Dataset listings of figures:

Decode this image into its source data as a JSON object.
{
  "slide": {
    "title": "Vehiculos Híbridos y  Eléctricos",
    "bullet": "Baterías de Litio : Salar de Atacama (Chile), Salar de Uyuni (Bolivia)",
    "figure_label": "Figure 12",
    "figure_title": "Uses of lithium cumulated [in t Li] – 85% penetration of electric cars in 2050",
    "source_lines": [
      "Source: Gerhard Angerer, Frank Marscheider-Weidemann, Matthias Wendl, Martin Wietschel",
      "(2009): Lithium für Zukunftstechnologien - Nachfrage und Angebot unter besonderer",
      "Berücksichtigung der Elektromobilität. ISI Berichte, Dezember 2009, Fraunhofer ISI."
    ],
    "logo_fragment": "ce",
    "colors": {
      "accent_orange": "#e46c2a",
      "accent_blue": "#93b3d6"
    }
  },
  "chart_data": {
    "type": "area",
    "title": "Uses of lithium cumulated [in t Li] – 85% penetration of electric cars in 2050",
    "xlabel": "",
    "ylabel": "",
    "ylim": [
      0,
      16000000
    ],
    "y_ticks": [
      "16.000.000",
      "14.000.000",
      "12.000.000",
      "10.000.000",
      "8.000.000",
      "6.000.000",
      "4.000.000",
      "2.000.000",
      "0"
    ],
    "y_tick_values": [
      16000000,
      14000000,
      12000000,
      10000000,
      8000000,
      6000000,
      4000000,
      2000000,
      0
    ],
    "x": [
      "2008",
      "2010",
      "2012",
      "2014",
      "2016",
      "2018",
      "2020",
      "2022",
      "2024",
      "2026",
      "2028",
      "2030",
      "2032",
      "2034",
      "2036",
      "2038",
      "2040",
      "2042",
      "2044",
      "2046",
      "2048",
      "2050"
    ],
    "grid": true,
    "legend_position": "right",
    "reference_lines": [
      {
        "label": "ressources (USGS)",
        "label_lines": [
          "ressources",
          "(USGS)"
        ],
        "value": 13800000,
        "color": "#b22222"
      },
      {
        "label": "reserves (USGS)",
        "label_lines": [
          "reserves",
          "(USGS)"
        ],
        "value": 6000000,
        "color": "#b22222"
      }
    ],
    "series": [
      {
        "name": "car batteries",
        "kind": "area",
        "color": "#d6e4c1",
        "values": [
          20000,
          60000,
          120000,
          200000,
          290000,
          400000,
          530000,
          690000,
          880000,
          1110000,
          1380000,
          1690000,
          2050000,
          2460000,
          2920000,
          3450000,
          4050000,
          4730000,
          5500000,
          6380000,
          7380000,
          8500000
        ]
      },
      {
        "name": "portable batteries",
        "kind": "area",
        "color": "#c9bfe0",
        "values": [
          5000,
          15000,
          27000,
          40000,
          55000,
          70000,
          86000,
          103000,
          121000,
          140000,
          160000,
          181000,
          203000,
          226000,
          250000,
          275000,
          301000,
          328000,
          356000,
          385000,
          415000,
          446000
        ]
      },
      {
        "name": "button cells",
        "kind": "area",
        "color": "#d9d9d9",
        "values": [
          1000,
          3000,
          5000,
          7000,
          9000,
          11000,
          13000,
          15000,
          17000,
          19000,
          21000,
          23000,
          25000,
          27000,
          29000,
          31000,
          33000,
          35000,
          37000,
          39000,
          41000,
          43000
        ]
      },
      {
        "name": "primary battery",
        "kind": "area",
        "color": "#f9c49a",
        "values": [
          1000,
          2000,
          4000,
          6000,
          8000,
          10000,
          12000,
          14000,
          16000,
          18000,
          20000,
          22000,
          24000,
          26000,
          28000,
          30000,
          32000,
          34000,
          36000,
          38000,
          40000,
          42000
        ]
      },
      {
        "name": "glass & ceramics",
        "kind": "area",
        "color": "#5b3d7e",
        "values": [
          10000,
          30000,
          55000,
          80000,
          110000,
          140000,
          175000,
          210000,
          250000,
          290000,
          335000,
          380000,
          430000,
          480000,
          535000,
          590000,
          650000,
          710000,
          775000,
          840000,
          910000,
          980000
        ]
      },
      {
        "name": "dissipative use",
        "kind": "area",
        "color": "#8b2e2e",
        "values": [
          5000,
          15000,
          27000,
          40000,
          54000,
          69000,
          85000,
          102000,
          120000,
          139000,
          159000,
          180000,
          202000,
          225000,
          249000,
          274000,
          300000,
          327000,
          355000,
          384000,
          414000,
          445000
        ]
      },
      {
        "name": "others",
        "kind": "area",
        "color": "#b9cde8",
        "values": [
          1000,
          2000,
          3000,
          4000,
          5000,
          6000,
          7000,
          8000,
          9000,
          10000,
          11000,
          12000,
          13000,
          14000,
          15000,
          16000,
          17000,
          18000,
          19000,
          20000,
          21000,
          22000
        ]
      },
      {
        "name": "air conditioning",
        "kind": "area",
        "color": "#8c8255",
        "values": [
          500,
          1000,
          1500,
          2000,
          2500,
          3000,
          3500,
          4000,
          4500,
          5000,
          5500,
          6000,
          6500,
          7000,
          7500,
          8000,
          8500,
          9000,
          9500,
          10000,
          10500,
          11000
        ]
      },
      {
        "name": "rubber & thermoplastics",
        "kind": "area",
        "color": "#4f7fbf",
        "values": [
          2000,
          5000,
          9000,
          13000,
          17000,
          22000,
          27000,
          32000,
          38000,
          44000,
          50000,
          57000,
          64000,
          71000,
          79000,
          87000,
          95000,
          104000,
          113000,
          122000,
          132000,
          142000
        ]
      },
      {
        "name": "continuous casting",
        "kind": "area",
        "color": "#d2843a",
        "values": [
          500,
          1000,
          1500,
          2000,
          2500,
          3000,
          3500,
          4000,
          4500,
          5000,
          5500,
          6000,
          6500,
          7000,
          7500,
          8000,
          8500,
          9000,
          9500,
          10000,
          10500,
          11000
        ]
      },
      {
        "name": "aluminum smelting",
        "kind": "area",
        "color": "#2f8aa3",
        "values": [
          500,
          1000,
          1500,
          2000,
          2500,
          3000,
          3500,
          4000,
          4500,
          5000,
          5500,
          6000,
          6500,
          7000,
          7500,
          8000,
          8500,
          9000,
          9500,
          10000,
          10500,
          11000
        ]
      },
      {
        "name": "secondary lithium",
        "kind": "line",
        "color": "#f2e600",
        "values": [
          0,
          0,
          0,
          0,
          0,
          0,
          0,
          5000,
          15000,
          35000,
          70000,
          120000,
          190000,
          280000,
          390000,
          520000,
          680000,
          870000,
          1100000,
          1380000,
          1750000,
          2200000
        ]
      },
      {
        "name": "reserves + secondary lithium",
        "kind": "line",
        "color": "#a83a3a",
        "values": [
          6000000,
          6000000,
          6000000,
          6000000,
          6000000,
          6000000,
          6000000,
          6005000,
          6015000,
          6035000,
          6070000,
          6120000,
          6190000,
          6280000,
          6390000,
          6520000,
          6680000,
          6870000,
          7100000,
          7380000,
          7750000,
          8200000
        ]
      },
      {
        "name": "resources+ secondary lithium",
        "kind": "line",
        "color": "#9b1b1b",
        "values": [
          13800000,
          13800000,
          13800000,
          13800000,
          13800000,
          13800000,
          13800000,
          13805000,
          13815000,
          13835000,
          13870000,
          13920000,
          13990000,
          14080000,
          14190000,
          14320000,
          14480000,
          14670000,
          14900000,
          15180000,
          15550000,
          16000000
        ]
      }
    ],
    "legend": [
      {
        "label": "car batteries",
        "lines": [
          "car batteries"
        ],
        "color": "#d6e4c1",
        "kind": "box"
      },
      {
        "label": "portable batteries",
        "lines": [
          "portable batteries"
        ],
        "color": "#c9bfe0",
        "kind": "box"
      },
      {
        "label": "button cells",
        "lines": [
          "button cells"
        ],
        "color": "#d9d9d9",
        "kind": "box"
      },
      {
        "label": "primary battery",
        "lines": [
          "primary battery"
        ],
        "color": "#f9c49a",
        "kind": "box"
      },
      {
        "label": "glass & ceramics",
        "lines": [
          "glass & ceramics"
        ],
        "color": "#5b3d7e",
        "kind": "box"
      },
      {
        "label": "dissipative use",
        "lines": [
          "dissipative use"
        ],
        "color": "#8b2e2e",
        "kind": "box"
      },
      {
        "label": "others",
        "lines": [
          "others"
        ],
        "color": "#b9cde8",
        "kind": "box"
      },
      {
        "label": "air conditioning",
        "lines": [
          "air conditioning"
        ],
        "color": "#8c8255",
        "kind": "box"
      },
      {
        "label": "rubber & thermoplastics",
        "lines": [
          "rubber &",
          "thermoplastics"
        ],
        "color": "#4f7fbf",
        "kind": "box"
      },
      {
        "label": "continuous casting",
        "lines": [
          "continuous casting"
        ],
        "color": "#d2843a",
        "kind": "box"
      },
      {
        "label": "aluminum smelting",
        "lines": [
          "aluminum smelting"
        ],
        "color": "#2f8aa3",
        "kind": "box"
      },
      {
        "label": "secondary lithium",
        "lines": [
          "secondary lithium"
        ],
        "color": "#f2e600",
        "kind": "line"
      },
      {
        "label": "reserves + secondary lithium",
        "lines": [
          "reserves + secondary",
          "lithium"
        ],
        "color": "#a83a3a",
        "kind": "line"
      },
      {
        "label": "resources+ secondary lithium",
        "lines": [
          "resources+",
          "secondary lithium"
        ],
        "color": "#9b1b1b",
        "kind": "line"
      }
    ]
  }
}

How to complete this task: Wherever a line holds the word "portable", copy that line out of the entries above.

Output for this task:
        "name": "portable batteries",
        "label": "portable batteries",
          "portable batteries"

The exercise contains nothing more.